### Written exercise
Search the material below for the string "information" and list each line that holds it.

[Begin Data]

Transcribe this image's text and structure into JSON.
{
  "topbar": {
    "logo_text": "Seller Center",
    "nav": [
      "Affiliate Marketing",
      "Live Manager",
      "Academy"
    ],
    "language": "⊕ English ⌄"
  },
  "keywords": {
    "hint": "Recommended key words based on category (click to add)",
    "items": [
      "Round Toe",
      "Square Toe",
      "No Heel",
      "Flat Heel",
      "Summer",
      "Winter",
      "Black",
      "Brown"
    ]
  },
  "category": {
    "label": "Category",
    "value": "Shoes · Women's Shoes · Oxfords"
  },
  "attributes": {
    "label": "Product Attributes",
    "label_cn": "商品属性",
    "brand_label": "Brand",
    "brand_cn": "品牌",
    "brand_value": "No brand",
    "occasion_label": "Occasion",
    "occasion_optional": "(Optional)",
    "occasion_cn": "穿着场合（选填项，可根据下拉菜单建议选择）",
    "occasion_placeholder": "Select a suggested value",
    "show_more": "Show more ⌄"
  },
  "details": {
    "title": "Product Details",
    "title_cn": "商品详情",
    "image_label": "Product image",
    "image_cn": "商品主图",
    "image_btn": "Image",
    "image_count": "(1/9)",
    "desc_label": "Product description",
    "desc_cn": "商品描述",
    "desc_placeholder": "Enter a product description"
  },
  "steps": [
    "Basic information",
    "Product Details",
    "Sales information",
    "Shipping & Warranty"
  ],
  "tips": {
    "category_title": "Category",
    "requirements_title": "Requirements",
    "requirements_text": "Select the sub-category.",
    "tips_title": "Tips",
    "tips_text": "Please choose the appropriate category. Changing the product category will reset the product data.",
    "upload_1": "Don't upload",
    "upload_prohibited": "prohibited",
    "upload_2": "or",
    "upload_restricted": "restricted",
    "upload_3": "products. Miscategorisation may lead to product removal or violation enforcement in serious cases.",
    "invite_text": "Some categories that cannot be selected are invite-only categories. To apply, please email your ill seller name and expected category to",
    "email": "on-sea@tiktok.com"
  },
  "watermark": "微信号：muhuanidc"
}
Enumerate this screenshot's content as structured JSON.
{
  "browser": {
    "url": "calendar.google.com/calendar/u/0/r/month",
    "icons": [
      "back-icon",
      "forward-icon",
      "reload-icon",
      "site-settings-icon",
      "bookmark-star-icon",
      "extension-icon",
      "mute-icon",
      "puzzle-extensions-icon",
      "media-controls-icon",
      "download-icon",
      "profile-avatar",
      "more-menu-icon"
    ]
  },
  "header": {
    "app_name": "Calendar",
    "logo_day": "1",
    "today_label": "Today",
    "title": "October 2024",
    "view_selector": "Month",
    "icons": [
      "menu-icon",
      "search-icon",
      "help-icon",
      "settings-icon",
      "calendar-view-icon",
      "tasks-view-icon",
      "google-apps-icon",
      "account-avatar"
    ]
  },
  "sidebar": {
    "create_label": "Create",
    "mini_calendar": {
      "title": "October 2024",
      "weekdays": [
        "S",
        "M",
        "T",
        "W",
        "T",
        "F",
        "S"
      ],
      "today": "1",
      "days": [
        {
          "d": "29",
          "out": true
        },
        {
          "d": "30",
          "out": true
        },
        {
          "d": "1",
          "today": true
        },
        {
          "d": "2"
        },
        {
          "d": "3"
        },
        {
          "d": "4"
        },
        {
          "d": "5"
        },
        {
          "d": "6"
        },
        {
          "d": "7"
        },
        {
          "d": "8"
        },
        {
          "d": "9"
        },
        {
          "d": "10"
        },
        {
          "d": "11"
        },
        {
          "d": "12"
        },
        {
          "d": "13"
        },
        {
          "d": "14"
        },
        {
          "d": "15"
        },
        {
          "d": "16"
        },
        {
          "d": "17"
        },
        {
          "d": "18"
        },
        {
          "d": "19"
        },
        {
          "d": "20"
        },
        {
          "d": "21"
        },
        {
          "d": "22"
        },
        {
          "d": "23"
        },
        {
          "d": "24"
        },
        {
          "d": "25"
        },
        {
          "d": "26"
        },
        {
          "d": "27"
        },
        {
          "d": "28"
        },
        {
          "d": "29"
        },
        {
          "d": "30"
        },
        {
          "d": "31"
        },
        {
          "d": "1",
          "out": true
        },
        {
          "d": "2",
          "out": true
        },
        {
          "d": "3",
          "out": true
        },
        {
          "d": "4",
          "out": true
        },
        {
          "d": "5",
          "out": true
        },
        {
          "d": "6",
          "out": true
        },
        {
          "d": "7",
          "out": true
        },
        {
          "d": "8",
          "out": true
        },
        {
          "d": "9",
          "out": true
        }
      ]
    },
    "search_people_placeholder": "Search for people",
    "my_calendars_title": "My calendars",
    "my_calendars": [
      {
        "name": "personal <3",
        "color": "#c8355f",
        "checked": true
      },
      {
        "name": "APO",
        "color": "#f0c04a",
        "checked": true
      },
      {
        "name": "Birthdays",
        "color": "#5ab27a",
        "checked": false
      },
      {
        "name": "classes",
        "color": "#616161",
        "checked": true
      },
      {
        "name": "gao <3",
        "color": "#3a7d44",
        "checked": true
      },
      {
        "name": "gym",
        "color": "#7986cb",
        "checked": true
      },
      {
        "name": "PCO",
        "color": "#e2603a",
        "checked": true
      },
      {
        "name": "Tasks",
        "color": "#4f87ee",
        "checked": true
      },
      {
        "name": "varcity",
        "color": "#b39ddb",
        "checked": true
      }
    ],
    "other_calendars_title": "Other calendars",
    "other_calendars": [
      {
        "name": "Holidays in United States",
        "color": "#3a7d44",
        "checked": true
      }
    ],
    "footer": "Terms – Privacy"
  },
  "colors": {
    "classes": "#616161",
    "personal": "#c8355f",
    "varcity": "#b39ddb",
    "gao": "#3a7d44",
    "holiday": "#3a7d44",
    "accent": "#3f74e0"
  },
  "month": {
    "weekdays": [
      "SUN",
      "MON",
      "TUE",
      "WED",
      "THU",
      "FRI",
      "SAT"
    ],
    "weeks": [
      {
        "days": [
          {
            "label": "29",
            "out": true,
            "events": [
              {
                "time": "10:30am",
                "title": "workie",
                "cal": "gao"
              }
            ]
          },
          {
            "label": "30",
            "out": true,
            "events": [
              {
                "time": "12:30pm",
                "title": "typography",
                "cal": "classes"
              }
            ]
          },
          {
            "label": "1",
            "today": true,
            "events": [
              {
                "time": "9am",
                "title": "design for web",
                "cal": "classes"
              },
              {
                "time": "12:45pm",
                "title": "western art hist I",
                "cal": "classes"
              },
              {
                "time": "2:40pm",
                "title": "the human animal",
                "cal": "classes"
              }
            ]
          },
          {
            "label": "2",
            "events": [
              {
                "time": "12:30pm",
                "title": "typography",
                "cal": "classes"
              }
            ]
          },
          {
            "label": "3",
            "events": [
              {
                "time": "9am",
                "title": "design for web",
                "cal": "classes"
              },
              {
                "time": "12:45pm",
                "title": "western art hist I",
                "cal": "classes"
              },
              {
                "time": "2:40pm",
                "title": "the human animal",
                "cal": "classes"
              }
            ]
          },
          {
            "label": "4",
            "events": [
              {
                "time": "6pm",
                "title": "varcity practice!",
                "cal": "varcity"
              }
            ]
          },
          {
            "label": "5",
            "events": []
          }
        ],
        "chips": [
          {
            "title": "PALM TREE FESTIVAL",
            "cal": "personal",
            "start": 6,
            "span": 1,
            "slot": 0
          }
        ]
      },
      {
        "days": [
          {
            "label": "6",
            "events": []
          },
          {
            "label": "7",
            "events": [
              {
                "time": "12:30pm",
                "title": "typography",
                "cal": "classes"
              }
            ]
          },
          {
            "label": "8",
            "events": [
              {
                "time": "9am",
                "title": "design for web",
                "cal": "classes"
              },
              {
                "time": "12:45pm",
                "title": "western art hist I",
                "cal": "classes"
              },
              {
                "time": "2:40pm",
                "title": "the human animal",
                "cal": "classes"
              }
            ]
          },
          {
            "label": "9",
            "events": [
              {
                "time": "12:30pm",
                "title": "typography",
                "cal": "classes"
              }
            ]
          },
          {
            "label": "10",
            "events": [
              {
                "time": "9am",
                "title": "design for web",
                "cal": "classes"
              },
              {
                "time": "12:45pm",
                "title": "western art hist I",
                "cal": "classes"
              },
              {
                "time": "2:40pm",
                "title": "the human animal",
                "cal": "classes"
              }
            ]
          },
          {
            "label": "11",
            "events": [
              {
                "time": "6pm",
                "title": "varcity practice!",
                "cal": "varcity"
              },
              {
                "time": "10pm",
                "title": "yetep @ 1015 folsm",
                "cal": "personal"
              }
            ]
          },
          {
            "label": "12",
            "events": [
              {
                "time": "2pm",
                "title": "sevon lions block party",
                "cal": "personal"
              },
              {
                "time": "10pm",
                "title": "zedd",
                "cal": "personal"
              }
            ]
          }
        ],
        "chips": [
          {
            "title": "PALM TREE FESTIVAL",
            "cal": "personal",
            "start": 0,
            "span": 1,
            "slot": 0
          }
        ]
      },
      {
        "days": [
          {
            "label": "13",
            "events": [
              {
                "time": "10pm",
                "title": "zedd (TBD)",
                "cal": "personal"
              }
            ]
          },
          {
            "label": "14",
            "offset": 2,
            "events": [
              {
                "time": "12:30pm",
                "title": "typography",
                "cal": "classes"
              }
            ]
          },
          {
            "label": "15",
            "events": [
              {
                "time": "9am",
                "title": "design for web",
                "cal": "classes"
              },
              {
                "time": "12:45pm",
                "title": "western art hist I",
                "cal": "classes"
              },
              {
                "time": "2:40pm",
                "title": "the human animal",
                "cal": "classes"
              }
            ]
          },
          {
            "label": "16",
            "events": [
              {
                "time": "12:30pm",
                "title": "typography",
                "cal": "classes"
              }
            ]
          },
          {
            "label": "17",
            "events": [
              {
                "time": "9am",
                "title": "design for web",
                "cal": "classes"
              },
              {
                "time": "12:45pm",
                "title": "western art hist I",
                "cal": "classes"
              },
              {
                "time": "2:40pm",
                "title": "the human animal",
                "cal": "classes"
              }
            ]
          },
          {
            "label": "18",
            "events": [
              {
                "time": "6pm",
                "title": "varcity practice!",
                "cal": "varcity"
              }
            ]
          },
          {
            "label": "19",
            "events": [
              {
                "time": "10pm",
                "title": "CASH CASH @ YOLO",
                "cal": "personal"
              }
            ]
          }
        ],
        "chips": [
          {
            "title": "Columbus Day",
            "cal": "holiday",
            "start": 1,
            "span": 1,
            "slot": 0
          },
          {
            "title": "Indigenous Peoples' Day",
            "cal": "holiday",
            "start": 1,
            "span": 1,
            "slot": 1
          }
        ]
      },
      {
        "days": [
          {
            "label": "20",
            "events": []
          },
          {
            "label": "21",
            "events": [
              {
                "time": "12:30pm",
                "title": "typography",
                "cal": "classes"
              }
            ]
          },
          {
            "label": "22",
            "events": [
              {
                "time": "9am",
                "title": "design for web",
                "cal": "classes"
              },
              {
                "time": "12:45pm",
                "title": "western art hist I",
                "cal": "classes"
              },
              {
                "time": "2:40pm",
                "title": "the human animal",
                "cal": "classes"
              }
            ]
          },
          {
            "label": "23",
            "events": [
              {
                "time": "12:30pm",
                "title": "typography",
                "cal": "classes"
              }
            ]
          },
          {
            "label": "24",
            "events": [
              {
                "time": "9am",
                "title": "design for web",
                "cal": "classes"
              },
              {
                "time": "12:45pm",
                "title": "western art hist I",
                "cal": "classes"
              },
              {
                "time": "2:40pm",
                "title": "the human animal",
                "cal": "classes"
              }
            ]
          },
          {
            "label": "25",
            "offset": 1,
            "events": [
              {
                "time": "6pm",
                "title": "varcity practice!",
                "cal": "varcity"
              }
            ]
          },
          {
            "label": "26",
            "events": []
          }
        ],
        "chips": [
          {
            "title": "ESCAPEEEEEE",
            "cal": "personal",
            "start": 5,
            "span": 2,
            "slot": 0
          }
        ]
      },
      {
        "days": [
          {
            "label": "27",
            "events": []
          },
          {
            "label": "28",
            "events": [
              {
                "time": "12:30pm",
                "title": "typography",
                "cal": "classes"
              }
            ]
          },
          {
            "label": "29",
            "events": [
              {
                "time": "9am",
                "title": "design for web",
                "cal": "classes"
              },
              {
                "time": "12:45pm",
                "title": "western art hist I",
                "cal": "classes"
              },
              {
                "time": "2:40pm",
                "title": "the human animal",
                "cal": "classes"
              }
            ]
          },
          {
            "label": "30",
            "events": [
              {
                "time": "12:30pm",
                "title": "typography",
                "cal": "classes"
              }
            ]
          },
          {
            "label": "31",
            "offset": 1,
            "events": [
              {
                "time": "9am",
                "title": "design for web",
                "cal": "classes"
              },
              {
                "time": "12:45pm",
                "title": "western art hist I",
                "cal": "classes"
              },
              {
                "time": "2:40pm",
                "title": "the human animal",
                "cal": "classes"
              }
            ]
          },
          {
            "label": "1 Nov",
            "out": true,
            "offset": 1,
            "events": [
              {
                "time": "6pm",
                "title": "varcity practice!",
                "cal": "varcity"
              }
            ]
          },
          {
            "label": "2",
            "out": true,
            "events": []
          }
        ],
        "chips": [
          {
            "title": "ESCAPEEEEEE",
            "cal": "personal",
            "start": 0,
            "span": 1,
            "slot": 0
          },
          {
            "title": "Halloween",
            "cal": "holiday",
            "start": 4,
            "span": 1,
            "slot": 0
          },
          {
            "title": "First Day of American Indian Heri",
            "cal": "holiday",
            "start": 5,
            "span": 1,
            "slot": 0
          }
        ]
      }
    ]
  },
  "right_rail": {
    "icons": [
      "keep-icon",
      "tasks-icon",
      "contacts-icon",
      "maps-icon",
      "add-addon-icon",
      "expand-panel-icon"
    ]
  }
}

[End Data]

### Result
    "Basic information",
    "Sales information",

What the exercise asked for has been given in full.